:: Records to process
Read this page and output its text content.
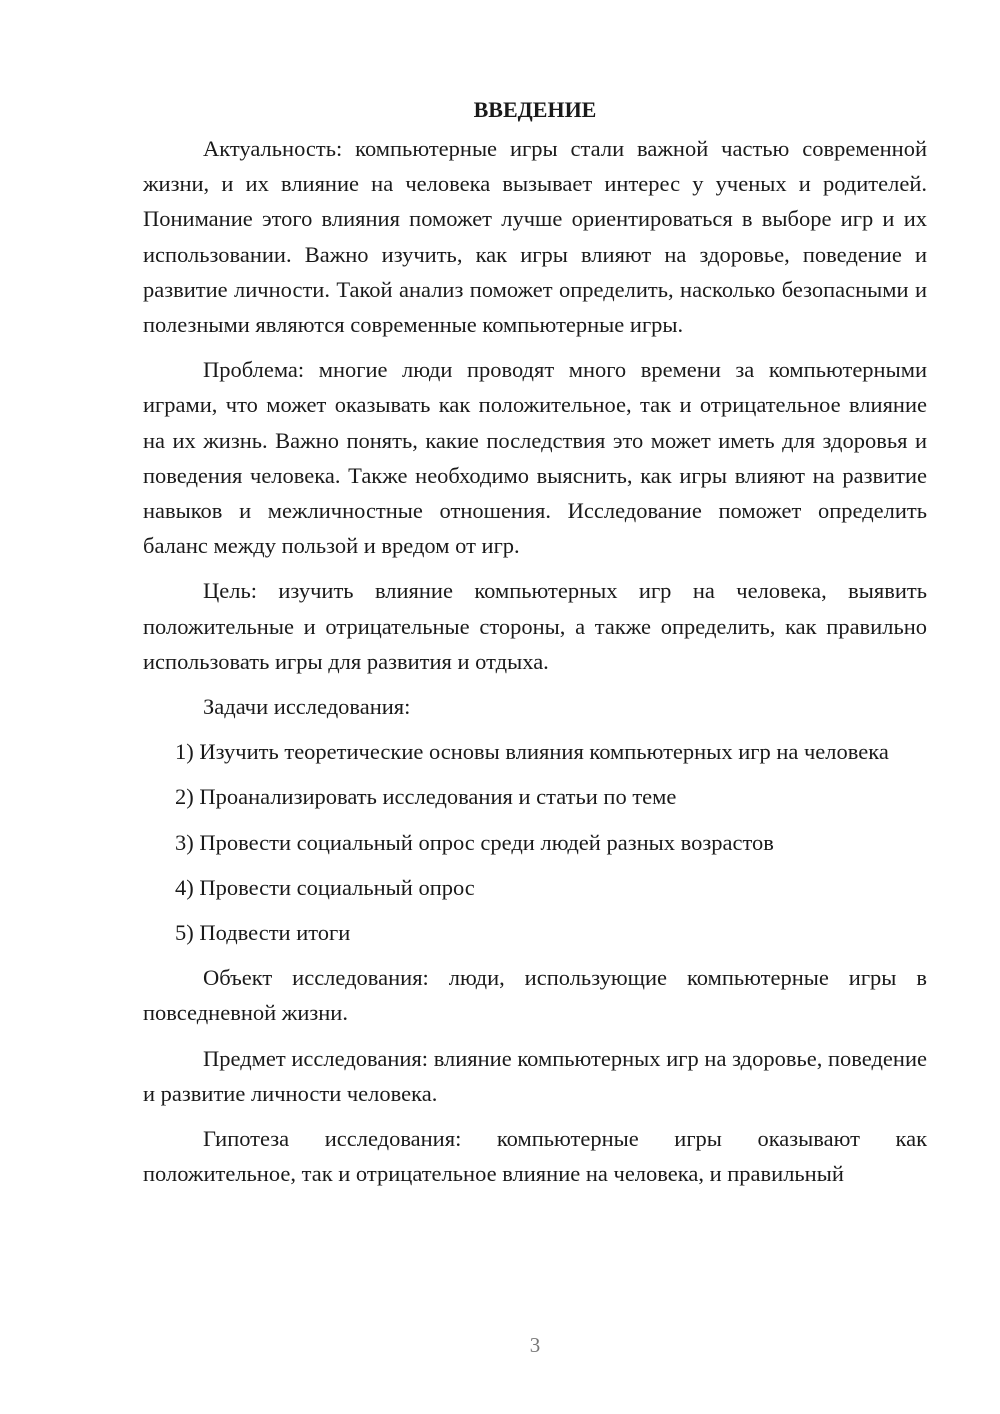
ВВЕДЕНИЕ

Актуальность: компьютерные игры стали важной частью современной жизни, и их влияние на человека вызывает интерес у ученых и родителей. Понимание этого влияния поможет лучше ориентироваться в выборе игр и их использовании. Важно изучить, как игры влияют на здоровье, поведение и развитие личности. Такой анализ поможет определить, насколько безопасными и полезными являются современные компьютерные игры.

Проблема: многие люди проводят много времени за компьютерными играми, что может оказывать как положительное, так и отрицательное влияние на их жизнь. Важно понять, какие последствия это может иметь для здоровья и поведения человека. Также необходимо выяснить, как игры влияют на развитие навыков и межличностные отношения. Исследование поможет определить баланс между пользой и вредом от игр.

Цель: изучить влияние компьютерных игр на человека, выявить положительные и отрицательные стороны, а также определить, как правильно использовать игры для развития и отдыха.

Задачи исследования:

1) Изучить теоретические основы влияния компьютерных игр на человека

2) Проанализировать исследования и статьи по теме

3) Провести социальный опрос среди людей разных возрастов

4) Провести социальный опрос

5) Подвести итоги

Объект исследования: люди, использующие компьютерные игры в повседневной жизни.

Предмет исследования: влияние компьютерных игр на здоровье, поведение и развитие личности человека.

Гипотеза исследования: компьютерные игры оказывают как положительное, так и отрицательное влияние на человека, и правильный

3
::::
:: Records to process
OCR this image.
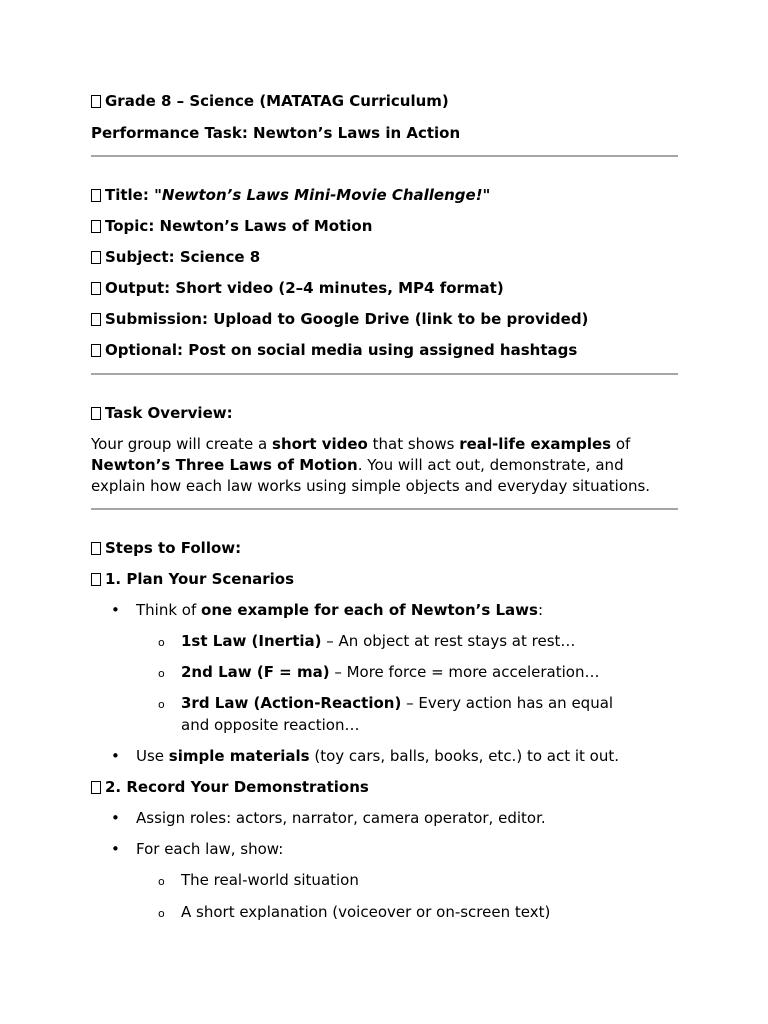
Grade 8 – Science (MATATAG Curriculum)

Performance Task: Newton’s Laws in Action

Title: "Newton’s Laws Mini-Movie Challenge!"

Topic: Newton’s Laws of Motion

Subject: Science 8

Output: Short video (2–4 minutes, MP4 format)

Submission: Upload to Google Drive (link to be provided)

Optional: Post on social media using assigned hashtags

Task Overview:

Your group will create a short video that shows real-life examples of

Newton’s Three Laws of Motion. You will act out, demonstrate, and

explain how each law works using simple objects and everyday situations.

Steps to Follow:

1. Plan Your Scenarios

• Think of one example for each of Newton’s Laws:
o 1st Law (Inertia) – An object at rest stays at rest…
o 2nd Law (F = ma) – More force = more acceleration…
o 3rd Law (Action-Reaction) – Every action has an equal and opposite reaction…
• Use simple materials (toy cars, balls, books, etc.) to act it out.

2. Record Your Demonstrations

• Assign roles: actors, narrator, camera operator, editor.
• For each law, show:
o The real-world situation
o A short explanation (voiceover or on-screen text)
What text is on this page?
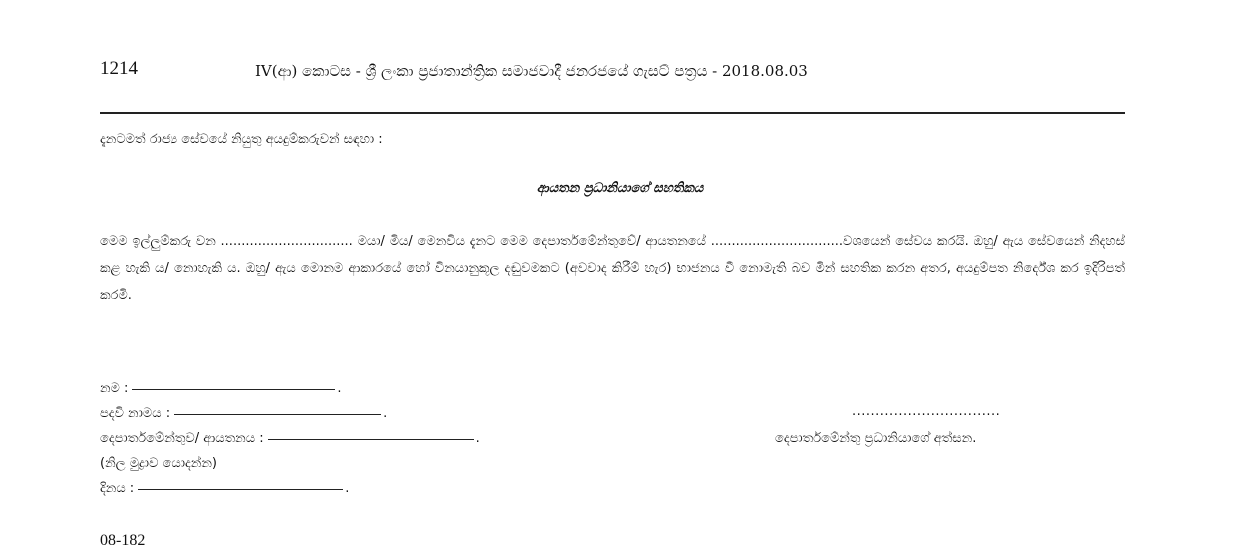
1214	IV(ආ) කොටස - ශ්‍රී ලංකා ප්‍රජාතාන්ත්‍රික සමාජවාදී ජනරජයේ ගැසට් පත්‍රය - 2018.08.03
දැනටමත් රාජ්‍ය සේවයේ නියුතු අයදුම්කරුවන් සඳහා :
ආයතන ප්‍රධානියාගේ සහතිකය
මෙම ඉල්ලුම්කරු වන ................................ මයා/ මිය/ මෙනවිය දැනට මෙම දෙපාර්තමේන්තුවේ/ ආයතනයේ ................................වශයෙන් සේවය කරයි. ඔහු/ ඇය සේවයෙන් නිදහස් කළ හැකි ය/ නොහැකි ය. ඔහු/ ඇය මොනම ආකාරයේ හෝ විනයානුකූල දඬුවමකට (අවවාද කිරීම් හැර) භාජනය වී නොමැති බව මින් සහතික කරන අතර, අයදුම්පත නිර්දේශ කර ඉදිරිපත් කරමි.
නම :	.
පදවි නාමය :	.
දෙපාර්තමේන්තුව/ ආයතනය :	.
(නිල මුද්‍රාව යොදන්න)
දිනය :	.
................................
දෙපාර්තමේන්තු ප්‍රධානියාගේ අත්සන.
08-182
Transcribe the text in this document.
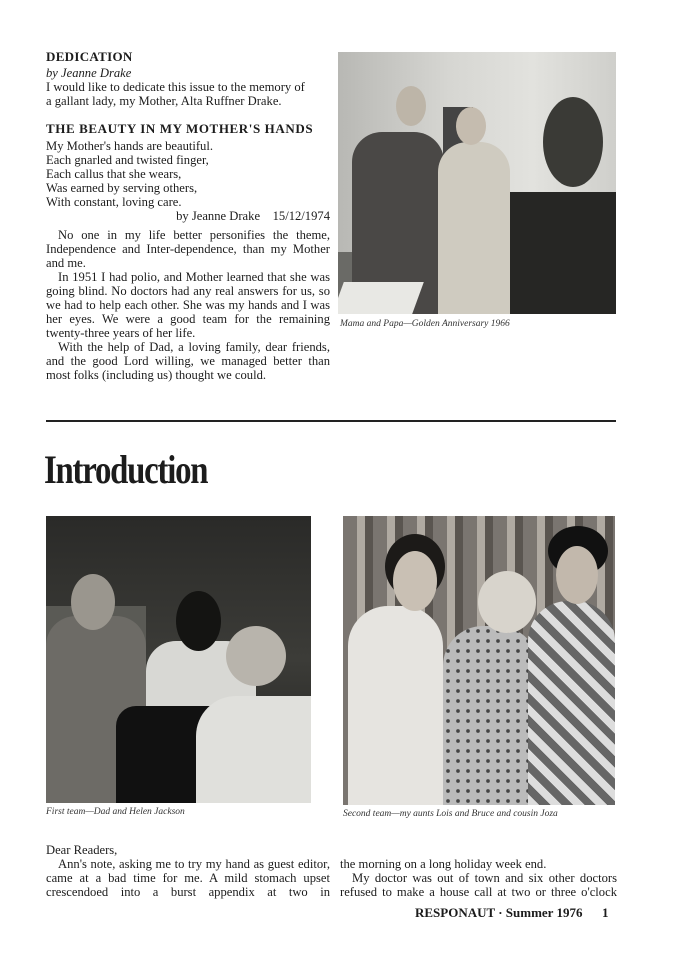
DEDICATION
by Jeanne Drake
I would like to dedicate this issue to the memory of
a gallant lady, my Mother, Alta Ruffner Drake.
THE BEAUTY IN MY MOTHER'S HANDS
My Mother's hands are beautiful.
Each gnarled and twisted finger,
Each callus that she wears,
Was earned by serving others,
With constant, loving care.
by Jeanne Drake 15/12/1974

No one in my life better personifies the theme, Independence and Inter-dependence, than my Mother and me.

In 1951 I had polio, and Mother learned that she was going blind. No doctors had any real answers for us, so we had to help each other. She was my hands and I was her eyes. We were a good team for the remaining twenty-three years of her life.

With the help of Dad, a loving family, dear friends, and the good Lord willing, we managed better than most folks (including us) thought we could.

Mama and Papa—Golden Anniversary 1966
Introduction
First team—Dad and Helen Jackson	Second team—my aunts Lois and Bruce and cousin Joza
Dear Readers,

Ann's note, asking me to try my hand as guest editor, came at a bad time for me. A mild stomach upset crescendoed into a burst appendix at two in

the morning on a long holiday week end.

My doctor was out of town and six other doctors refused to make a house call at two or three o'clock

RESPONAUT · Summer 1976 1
::::
Task prompt:
Identify which lines contain the word "положительное" and copy each one.

Solution to this exercise:
Проблема: многие люди проводят много времени за компьютерными играми, что может оказывать как положительное, так и отрицательное влияние на их жизнь. Важно понять, какие последствия это может иметь для здоровья и поведения человека. Также необходимо выяснить, как игры влияют на развитие навыков и межличностные отношения. Исследование поможет определить баланс между пользой и вредом от игр.
Гипотеза исследования: компьютерные игры оказывают как положительное, так и отрицательное влияние на человека, и правильный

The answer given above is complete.